What the task asks | Pick out each line in these entries that contains the string "Scanning".

···

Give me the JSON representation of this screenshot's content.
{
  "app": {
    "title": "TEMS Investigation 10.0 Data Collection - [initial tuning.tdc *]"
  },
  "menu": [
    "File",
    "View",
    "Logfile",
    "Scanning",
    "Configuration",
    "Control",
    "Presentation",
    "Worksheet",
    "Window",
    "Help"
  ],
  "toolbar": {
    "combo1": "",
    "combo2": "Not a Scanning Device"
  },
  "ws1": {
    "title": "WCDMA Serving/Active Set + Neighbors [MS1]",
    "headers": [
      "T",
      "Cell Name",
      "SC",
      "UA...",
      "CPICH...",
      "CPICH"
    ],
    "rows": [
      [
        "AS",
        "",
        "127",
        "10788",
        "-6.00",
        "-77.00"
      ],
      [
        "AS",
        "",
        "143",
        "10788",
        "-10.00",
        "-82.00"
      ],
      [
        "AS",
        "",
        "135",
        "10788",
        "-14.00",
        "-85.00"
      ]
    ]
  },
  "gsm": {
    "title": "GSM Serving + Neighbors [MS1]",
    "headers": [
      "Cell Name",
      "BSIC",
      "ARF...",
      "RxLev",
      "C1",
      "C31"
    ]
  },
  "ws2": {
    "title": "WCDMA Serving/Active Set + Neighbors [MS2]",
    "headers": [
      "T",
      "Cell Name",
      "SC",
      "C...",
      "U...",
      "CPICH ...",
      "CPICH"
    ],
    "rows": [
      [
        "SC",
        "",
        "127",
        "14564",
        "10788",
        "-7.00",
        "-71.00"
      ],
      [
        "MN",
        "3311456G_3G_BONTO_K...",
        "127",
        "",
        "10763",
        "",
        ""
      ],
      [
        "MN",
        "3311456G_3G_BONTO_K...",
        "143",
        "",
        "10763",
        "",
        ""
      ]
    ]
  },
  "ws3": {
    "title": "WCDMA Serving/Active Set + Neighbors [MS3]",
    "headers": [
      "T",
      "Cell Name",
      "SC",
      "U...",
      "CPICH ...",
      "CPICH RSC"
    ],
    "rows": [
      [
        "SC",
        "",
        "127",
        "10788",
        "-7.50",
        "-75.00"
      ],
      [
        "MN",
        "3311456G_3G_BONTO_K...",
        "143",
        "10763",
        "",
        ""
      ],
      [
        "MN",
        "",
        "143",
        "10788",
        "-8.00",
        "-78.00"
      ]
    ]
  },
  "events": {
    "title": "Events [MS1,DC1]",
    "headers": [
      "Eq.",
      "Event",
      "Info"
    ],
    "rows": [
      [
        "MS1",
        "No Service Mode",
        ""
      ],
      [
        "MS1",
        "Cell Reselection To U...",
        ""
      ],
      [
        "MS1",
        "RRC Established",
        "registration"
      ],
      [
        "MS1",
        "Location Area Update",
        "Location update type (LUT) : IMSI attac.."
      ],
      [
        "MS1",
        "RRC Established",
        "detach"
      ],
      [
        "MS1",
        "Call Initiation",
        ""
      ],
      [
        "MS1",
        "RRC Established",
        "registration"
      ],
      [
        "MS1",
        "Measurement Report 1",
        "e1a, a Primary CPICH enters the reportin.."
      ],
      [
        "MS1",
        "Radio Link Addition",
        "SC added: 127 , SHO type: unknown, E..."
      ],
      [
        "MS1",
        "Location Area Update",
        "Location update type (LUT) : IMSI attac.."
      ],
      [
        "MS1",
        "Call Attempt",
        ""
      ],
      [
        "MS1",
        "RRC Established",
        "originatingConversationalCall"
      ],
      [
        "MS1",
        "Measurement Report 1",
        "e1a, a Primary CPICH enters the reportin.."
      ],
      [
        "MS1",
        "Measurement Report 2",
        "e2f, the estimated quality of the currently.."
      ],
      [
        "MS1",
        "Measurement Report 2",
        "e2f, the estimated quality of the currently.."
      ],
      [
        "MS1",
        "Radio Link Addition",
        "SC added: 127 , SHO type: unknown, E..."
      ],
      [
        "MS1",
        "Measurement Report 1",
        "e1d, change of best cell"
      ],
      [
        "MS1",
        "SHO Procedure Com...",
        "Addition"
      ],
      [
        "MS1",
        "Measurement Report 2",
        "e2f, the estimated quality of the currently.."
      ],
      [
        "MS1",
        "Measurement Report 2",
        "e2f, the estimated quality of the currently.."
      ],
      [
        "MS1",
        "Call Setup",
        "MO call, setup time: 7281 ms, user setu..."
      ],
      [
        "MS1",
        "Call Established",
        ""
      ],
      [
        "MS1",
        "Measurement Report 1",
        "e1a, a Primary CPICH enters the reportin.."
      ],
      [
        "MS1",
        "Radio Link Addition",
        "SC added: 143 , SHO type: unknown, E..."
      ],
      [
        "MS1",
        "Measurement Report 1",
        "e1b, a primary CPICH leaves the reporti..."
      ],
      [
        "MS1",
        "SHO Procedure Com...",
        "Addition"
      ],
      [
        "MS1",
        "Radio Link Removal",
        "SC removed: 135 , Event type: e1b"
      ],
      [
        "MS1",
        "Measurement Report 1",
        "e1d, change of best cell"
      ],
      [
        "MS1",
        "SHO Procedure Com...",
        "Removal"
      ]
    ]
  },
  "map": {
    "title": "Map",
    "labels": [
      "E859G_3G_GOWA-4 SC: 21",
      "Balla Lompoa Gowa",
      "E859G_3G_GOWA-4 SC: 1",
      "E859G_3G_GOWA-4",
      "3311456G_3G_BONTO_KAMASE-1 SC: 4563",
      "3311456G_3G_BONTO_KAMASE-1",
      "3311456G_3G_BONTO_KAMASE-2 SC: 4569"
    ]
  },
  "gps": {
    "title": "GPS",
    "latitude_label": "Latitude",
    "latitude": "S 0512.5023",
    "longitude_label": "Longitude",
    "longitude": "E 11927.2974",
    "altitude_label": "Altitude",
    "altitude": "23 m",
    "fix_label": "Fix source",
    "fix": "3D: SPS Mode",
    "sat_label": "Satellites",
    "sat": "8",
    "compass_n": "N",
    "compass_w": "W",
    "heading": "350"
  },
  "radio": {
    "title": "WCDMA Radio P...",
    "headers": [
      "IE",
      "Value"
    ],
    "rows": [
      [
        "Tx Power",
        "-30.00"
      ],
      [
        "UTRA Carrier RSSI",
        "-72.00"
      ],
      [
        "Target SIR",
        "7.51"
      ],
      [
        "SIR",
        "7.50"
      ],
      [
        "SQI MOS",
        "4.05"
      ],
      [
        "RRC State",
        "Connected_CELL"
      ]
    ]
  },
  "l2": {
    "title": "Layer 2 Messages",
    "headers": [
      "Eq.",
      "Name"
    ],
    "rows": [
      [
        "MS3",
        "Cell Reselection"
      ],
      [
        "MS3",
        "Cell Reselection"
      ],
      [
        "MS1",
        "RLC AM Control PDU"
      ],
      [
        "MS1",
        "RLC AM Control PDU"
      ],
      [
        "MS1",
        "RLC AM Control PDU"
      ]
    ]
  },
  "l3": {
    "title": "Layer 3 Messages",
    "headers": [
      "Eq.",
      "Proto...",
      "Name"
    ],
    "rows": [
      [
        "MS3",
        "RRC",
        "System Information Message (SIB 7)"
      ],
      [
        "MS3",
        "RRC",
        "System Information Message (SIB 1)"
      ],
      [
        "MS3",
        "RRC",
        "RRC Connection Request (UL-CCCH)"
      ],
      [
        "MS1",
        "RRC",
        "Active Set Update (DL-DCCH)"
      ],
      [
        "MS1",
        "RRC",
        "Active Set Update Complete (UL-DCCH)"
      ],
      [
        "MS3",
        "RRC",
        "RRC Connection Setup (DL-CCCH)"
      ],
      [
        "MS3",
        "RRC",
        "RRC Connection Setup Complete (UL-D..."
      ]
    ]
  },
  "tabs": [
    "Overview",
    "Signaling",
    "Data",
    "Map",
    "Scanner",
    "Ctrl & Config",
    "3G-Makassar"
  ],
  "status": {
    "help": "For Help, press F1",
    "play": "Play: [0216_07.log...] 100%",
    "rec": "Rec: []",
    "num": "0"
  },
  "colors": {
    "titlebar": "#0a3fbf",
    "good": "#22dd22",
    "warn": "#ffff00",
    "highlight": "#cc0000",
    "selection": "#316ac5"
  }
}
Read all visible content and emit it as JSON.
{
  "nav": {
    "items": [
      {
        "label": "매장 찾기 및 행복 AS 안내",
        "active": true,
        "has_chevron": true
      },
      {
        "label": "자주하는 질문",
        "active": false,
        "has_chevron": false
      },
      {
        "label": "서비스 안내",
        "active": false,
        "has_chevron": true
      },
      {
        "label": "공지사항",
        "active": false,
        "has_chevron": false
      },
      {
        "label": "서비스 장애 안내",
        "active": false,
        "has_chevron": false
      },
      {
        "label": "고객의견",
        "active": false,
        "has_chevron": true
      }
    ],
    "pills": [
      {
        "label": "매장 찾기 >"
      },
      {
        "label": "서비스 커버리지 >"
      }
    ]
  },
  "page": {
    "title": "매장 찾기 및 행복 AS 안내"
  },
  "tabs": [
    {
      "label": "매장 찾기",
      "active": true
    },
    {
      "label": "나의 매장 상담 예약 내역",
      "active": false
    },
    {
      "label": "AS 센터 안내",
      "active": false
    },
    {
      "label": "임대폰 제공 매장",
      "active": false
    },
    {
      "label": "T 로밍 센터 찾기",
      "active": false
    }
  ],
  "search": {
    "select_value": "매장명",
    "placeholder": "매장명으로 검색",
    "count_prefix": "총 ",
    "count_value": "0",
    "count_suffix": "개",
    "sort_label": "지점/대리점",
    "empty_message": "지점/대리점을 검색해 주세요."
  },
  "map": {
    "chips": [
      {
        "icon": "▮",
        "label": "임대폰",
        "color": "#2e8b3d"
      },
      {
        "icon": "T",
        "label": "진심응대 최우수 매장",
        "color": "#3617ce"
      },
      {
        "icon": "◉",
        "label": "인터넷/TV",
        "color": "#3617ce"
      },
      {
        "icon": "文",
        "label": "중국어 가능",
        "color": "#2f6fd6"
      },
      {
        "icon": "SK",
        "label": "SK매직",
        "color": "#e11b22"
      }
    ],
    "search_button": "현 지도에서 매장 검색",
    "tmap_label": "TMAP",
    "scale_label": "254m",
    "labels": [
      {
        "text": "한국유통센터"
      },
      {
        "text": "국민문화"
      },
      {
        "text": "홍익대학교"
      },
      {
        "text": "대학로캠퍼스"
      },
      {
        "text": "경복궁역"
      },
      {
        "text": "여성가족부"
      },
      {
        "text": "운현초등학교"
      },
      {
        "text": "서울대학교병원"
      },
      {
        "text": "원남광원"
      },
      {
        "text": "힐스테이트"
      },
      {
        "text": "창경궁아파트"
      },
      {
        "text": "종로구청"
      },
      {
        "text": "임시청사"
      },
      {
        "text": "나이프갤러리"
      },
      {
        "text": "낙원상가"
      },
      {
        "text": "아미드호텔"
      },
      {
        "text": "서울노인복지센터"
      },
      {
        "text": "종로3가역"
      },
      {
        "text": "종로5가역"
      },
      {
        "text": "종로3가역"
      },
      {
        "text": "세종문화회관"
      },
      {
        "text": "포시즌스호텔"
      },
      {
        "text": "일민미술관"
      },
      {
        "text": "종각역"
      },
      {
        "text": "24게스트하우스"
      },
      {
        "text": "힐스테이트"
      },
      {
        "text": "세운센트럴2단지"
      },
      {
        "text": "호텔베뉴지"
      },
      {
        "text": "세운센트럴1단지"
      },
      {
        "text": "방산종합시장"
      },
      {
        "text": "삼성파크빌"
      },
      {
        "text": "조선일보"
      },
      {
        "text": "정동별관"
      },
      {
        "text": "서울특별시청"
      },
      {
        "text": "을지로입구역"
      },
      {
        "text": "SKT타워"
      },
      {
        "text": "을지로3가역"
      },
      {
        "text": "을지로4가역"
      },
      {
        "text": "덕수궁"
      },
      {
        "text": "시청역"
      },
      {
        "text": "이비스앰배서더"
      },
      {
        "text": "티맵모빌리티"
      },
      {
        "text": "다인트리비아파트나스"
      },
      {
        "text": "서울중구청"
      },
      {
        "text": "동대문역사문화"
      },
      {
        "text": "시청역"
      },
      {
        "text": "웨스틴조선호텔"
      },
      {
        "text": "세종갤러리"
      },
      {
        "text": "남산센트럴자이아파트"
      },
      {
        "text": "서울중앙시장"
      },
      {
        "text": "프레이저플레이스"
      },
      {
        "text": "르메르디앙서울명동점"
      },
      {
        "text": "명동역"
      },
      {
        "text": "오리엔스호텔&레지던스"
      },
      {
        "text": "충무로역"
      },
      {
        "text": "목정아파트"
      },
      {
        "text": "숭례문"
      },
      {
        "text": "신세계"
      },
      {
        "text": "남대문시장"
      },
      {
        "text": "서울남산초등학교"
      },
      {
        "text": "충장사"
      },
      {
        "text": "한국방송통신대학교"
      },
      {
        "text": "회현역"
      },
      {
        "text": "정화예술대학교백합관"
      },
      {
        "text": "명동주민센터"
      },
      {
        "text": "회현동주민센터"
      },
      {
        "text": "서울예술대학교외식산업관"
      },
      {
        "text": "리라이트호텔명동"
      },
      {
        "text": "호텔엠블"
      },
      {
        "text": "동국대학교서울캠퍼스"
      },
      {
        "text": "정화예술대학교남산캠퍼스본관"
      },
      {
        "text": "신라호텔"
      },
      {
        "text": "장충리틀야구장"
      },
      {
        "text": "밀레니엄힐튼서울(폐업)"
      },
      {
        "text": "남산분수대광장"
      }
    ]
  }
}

···

Answer |
    "Scanning",
    "combo2": "Not a Scanning Device"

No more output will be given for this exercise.